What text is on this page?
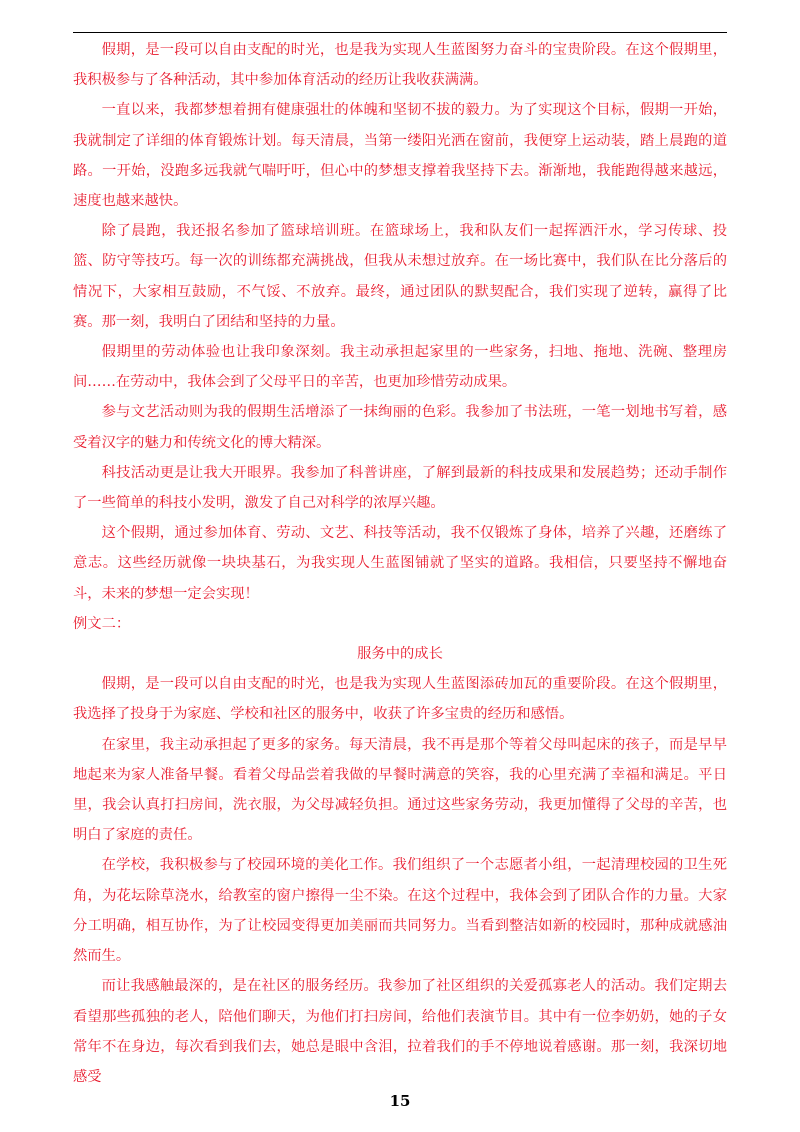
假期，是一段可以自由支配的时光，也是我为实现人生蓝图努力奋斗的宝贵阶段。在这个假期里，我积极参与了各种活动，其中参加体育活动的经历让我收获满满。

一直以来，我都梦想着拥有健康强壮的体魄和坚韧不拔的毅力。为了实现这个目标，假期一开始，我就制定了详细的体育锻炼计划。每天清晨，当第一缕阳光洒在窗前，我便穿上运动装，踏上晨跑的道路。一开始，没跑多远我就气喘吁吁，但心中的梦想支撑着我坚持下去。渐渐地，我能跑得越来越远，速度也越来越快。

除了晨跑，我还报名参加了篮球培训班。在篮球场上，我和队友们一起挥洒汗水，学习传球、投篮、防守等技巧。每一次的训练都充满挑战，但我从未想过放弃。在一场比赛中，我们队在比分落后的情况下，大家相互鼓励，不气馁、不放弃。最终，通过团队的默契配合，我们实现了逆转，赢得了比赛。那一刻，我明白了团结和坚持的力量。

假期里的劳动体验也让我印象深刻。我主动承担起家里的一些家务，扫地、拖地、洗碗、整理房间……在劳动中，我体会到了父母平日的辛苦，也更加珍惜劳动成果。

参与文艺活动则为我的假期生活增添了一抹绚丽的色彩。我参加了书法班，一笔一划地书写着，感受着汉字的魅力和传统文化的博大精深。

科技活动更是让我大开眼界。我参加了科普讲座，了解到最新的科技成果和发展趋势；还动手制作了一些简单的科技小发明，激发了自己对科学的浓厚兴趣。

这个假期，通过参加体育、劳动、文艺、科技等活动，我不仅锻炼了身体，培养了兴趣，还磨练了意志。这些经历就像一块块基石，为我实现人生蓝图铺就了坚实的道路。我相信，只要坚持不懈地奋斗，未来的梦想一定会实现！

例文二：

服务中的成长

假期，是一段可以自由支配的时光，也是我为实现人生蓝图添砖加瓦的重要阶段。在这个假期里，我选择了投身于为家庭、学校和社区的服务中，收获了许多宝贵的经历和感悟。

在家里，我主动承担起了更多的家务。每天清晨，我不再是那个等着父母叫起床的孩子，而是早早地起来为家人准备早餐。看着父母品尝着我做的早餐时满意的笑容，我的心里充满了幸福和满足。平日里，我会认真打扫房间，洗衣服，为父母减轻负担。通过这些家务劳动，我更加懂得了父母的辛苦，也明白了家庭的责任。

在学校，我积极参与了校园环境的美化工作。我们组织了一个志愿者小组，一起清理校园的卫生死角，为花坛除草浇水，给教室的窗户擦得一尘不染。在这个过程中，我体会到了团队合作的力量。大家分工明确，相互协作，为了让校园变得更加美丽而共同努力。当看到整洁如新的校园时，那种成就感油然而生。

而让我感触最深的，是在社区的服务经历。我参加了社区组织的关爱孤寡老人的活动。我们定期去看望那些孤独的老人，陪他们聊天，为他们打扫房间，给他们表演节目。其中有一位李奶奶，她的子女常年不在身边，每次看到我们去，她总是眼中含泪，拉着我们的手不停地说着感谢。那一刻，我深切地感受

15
★ ★ ★ ★ ★ ★ ★
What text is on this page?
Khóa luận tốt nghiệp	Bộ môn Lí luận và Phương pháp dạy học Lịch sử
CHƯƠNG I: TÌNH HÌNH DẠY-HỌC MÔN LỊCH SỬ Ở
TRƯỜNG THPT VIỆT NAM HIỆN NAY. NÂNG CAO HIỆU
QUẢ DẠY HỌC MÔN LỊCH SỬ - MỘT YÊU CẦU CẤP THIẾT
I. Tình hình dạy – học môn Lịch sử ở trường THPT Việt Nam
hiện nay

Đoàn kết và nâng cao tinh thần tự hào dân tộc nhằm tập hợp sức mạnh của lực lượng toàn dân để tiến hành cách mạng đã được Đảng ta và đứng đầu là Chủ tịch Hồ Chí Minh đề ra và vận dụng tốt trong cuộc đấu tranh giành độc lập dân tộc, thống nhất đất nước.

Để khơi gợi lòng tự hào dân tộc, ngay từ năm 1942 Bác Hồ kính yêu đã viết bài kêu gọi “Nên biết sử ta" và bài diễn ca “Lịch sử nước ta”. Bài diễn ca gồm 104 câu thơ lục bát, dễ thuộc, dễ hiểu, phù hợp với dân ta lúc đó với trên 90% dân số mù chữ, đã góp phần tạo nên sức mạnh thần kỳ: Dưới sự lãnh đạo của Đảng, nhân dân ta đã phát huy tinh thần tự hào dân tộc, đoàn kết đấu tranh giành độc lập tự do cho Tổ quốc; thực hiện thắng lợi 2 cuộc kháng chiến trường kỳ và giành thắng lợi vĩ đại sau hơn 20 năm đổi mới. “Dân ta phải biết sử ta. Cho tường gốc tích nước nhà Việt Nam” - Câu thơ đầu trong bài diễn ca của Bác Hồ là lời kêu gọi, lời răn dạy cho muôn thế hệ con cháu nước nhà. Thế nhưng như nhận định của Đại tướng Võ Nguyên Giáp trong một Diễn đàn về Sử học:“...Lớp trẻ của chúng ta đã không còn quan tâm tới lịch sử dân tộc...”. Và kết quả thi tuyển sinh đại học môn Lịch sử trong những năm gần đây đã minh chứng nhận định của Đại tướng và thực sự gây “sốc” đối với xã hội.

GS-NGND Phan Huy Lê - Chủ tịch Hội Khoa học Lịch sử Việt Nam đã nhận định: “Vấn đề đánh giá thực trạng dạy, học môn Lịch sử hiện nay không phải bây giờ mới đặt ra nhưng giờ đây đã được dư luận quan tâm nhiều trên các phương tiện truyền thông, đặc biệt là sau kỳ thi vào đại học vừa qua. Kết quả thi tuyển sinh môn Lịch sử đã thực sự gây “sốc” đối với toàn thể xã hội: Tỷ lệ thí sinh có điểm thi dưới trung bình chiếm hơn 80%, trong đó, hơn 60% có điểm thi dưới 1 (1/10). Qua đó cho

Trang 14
★ ★ ★ ★ ★ ★ ★
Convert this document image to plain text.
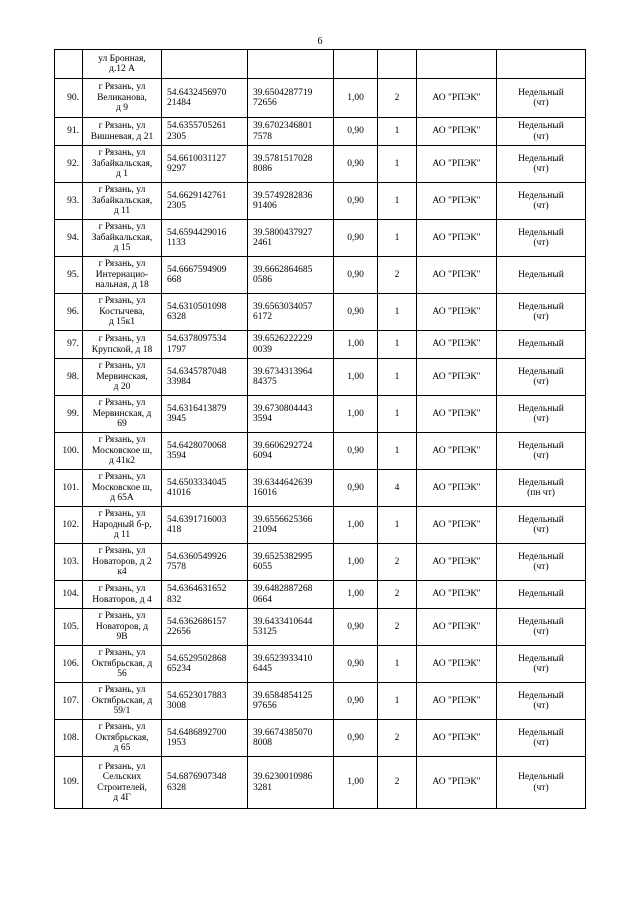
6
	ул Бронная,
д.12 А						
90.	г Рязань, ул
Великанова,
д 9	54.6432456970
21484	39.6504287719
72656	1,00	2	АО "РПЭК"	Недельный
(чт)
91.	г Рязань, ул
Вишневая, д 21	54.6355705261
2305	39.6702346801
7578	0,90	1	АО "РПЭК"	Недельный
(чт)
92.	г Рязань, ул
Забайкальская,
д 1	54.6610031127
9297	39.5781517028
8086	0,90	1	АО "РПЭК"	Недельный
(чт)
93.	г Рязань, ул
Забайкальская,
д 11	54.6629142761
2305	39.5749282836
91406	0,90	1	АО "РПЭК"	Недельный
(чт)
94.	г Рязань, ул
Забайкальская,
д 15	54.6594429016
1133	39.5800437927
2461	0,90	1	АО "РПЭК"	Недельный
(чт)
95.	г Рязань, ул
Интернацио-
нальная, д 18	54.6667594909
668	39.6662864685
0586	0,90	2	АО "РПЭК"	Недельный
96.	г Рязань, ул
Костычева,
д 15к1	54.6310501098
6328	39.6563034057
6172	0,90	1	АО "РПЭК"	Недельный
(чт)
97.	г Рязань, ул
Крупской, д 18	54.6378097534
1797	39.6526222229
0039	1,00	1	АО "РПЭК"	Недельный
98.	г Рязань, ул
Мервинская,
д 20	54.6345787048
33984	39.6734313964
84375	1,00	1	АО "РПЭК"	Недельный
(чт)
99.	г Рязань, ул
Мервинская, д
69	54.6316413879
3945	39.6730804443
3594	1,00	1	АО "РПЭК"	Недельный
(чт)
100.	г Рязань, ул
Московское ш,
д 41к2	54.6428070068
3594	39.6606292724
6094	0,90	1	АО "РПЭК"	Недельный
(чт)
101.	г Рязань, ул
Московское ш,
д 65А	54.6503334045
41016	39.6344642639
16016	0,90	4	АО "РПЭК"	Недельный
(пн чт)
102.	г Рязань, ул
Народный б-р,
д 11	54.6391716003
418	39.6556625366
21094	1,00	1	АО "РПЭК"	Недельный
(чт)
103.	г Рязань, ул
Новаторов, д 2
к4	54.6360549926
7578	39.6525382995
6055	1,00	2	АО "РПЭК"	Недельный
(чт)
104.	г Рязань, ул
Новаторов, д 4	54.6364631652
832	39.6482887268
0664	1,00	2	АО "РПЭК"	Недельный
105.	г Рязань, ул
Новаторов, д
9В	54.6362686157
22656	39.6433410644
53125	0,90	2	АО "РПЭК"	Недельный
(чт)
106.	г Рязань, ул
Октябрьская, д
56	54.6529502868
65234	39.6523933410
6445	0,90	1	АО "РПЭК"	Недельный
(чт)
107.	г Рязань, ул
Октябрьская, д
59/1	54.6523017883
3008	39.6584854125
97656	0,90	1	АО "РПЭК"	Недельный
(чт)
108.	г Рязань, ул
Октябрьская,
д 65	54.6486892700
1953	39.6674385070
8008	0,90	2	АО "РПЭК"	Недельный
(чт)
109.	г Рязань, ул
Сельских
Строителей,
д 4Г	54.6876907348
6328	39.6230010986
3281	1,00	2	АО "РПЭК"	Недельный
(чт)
★ ★ ★ ★ ★ ★ ★
# [WHAT TO DO]
List the lines of the records where "在这个假期里" occurs.

# [SOLVED EXERCISE]
假期，是一段可以自由支配的时光，也是我为实现人生蓝图努力奋斗的宝贵阶段。在这个假期里，我积极参与了各种活动，其中参加体育活动的经历让我收获满满。
假期，是一段可以自由支配的时光，也是我为实现人生蓝图添砖加瓦的重要阶段。在这个假期里，我选择了投身于为家庭、学校和社区的服务中，收获了许多宝贵的经历和感悟。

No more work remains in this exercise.